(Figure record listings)
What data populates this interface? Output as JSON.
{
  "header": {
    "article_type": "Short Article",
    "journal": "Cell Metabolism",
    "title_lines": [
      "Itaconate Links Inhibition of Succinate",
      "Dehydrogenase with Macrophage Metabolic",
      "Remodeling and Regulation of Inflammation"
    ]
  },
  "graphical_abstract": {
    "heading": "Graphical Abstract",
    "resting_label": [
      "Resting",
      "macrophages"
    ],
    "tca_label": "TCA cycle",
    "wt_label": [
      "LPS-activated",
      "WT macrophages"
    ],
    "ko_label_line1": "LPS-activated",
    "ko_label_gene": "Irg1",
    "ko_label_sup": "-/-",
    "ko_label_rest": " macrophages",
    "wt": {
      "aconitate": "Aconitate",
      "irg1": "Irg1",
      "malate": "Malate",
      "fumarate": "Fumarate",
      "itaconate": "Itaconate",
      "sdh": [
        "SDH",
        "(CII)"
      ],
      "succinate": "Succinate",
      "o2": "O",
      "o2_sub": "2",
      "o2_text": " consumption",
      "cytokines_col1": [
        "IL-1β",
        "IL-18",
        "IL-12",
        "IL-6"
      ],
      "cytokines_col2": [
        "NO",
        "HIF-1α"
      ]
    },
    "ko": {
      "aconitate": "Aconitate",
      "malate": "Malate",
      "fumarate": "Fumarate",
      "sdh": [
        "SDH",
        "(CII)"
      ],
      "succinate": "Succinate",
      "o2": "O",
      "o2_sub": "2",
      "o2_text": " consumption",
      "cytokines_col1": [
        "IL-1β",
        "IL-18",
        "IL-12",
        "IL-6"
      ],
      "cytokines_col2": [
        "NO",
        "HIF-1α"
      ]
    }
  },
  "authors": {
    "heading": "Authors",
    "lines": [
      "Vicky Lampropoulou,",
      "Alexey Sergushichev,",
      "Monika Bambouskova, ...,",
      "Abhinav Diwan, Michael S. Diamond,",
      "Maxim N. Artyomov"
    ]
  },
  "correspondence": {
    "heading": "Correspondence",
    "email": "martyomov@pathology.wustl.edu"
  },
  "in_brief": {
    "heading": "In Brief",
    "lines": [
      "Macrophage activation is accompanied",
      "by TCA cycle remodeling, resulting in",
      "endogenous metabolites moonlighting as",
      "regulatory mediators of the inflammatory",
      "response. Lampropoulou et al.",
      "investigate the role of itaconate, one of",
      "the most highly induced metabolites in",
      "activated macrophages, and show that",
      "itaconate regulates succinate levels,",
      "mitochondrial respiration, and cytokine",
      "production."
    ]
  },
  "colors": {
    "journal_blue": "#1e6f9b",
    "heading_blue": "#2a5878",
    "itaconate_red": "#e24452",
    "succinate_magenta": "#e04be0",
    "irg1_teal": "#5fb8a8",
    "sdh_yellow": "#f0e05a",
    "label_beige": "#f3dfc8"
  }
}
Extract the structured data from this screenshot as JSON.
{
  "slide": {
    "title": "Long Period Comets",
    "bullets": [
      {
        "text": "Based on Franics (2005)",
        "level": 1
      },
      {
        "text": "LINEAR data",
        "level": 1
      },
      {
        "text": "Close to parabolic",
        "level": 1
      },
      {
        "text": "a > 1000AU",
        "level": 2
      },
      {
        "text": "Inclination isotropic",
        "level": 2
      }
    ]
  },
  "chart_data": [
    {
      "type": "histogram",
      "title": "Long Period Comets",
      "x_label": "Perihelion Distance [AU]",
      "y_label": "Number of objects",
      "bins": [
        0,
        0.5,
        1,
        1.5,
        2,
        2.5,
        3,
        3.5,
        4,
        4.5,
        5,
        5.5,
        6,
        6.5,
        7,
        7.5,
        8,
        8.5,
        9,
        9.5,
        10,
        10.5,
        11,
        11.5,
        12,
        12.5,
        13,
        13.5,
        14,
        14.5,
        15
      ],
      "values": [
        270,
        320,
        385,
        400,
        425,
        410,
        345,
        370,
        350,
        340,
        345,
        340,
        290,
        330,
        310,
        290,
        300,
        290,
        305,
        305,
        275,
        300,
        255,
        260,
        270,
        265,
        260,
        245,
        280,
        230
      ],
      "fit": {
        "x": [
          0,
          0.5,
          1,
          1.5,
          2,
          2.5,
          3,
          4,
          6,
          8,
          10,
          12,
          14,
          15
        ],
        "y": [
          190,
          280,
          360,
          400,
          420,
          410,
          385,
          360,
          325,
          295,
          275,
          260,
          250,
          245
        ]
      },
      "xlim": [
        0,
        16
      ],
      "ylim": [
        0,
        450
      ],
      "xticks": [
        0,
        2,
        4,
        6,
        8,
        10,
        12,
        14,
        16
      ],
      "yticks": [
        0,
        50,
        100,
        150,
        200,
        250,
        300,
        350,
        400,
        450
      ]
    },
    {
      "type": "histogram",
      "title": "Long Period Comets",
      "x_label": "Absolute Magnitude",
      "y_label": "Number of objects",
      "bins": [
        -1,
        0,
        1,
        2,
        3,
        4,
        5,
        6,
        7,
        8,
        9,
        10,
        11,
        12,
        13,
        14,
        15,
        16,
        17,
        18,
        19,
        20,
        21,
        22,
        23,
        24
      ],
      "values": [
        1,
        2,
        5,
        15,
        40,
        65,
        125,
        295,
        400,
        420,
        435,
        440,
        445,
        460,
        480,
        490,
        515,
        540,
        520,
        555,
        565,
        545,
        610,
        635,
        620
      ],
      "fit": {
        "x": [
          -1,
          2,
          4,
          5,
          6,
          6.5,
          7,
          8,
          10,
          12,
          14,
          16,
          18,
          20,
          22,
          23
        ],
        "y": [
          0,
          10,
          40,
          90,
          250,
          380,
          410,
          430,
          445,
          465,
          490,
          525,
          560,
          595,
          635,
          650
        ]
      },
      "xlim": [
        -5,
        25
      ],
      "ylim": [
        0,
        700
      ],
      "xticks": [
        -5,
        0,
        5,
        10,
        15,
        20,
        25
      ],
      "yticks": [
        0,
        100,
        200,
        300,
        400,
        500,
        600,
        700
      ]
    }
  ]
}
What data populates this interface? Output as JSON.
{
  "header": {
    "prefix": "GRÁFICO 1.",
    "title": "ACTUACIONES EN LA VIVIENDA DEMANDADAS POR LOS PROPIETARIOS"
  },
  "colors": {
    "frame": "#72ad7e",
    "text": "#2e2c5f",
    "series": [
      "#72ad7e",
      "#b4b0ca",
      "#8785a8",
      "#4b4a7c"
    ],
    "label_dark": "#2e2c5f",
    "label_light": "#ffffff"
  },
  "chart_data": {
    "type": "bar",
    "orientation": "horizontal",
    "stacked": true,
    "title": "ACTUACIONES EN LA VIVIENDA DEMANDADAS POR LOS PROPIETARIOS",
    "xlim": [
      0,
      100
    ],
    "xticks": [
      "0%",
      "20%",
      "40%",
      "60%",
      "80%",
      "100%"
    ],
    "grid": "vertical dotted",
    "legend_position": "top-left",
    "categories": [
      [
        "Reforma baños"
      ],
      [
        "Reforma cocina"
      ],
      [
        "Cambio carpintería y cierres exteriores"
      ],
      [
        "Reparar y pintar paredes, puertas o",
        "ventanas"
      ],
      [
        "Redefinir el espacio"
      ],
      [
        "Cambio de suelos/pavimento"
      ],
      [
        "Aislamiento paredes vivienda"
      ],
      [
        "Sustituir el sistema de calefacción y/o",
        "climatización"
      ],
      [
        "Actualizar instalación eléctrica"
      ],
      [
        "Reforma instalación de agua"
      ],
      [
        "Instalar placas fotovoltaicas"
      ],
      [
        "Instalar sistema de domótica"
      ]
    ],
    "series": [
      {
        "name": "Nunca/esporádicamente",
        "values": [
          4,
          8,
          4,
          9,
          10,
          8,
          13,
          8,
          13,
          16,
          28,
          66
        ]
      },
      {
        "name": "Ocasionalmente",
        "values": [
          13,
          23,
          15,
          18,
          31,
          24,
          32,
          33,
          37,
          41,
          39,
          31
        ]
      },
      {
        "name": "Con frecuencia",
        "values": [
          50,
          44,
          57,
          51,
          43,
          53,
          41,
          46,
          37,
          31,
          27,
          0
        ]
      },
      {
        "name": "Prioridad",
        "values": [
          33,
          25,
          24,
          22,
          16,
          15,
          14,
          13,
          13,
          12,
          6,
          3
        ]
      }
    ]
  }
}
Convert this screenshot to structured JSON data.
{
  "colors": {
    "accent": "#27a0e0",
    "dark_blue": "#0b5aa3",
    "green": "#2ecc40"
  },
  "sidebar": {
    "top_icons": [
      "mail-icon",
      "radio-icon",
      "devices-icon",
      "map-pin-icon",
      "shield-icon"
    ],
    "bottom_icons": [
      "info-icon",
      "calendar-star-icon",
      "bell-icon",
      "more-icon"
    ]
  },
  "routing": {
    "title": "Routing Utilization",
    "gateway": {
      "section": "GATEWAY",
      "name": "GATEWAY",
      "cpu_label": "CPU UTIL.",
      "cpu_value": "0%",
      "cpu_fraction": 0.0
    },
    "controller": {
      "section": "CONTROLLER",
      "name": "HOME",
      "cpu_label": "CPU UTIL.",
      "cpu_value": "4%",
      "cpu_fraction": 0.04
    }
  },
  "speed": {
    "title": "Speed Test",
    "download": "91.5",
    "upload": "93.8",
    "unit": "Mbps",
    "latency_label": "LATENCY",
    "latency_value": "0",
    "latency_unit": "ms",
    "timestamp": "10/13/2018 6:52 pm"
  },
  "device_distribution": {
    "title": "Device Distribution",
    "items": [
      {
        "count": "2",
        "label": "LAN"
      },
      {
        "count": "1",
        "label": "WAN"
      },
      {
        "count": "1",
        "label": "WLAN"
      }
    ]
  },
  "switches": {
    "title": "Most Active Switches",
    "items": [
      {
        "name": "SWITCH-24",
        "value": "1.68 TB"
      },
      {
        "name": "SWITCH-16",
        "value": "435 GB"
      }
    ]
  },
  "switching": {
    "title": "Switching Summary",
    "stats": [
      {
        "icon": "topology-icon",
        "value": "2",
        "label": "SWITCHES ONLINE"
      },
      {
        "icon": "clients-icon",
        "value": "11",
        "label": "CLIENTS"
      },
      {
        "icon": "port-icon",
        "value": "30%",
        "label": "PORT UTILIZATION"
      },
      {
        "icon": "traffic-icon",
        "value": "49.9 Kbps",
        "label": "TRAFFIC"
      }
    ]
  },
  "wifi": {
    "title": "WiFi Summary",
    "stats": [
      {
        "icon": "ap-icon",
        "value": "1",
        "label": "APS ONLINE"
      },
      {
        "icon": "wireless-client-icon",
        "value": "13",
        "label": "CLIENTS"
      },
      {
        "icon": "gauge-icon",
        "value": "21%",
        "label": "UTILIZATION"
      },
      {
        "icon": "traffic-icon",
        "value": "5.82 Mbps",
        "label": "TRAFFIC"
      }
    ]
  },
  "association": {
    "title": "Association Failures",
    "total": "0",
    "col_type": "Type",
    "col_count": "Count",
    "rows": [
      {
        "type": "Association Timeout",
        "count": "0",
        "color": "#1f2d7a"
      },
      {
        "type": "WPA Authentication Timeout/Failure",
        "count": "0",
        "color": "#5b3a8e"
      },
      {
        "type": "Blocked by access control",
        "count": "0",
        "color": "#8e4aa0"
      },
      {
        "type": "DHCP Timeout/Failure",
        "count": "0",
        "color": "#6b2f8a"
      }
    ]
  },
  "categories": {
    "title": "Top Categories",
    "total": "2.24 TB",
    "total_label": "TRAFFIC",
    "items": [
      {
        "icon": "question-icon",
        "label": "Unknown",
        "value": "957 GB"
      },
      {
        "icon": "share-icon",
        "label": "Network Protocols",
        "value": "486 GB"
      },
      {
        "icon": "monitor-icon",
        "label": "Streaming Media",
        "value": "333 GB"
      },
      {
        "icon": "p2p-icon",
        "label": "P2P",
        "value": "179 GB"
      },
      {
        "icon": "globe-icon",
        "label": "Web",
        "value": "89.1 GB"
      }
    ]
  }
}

[WRITTEN TASK]:
Pick each line holding the word "structured" out of the data and copy it.

[WRITTEN RESPONSE]:
Extract the structured data from this screenshot as JSON.
Convert this screenshot to structured JSON data.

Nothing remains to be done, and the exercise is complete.